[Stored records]
______________________________

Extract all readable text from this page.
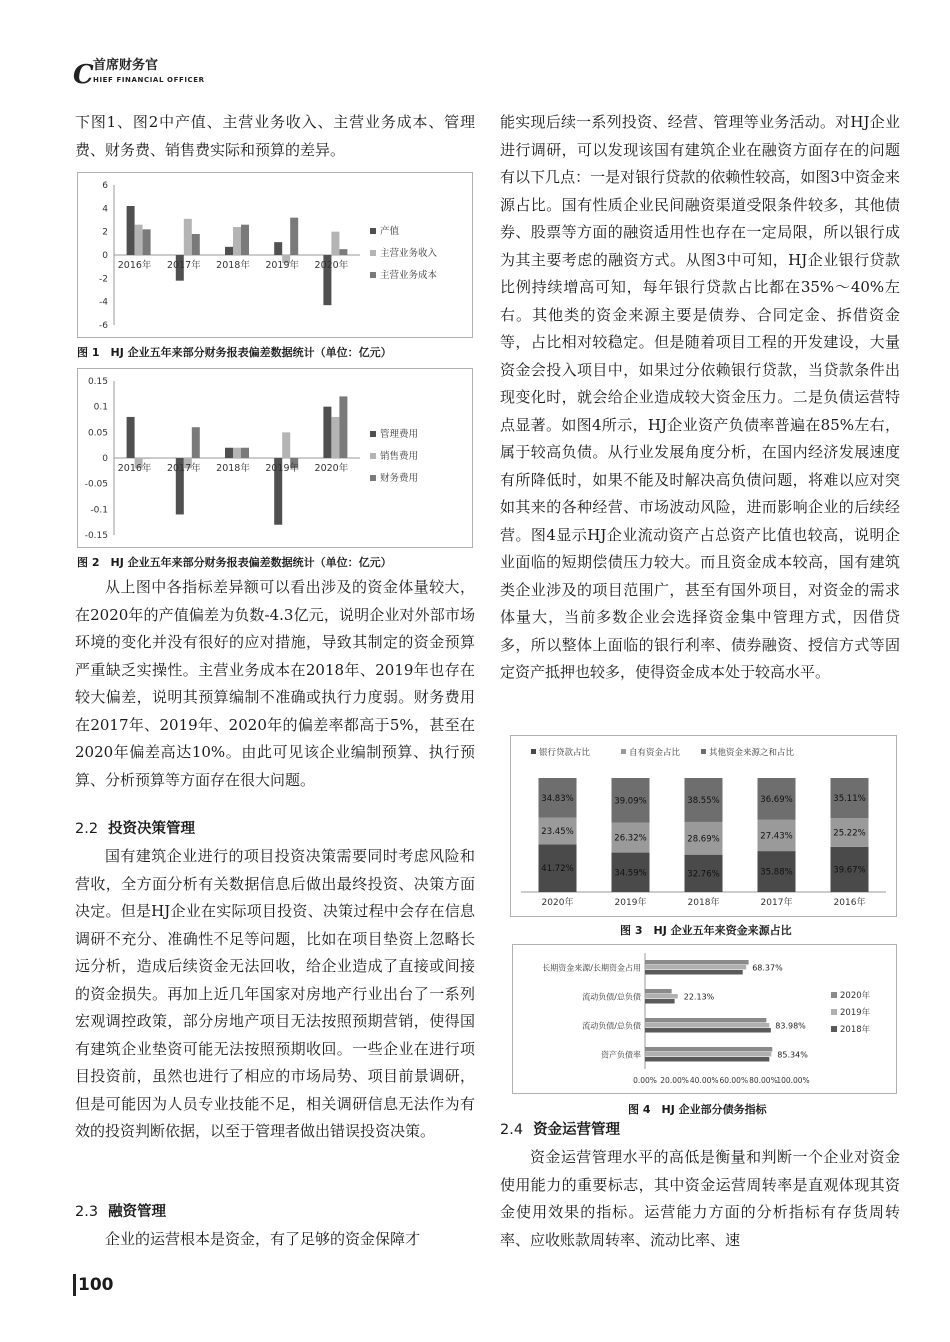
C 首席财务官
HIEF FINANCIAL OFFICER

下图1、图2中产值、主营业务收入、主营业务成本、管理费、财务费、销售费实际和预算的差异。

6
4
2
0
-2
-4
-6
2016年 2017年 2018年 2019年 2020年
产值
主营业务收入
主营业务成本
图 1　HJ 企业五年来部分财务报表偏差数据统计（单位：亿元）
0.15
0.1
0.05
0
-0.05
-0.1
-0.15
2016年 2017年 2018年 2019年 2020年
管理费用
销售费用
财务费用
图 2　HJ 企业五年来部分财务报表偏差数据统计（单位：亿元）

从上图中各指标差异额可以看出涉及的资金体量较大，在2020年的产值偏差为负数-4.3亿元，说明企业对外部市场环境的变化并没有很好的应对措施，导致其制定的资金预算严重缺乏实操性。主营业务成本在2018年、2019年也存在较大偏差，说明其预算编制不准确或执行力度弱。财务费用在2017年、2019年、2020年的偏差率都高于5%，甚至在2020年偏差高达10%。由此可见该企业编制预算、执行预算、分析预算等方面存在很大问题。

2.2 投资决策管理

国有建筑企业进行的项目投资决策需要同时考虑风险和营收，全方面分析有关数据信息后做出最终投资、决策方面决定。但是HJ企业在实际项目投资、决策过程中会存在信息调研不充分、准确性不足等问题，比如在项目垫资上忽略长远分析，造成后续资金无法回收，给企业造成了直接或间接的资金损失。再加上近几年国家对房地产行业出台了一系列宏观调控政策，部分房地产项目无法按照预期营销，使得国有建筑企业垫资可能无法按照预期收回。一些企业在进行项目投资前，虽然也进行了相应的市场局势、项目前景调研，但是可能因为人员专业技能不足，相关调研信息无法作为有效的投资判断依据，以至于管理者做出错误投资决策。

2.3 融资管理

企业的运营根本是资金，有了足够的资金保障才

100

能实现后续一系列投资、经营、管理等业务活动。对HJ企业进行调研，可以发现该国有建筑企业在融资方面存在的问题有以下几点：一是对银行贷款的依赖性较高，如图3中资金来源占比。国有性质企业民间融资渠道受限条件较多，其他债券、股票等方面的融资适用性也存在一定局限，所以银行成为其主要考虑的融资方式。从图3中可知，HJ企业银行贷款比例持续增高可知，每年银行贷款占比都在35%～40%左右。其他类的资金来源主要是债券、合同定金、拆借资金等，占比相对较稳定。但是随着项目工程的开发建设，大量资金会投入项目中，如果过分依赖银行贷款，当贷款条件出现变化时，就会给企业造成较大资金压力。二是负债运营特点显著。如图4所示，HJ企业资产负债率普遍在85%左右，属于较高负债。从行业发展角度分析，在国内经济发展速度有所降低时，如果不能及时解决高负债问题，将难以应对突如其来的各种经营、市场波动风险，进而影响企业的后续经营。图4显示HJ企业流动资产占总资产比值也较高，说明企业面临的短期偿债压力较大。而且资金成本较高，国有建筑类企业涉及的项目范围广，甚至有国外项目，对资金的需求体量大，当前多数企业会选择资金集中管理方式，因借贷多，所以整体上面临的银行利率、债券融资、授信方式等固定资产抵押也较多，使得资金成本处于较高水平。

银行贷款占比	自有资金占比	其他资金来源之和占比
41.72%
23.45%
34.83%
2020年
34.59%
26.32%
39.09%
2019年
32.76%
28.69%
38.55%
2018年
35.88%
27.43%
36.69%
2017年
39.67%
25.22%
35.11%
2016年
图 3　HJ 企业五年来资金来源占比
0.00% 20.00% 40.00% 60.00% 80.00%
100.00%
长期资金来源/长期资金占用	68.37%
流动负债/总负债	22.13%
流动负债/总负债	83.98%
资产负债率	85.34%
2020年
2019年
2018年
图 4　HJ 企业部分债务指标
2.4 资金运营管理

资金运营管理水平的高低是衡量和判断一个企业对资金使用能力的重要标志，其中资金运营周转率是直观体现其资金使用效果的指标。运营能力方面的分析指标有存货周转率、应收账款周转率、流动比率、速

______________________________

**SET EXERCISE**
Copy all lines of the material above where the string "企业五年来部分财务报表偏差数据统计" occurs.

**FULL OUTPUT**
图 1　HJ 企业五年来部分财务报表偏差数据统计（单位：亿元）
图 2　HJ 企业五年来部分财务报表偏差数据统计（单位：亿元）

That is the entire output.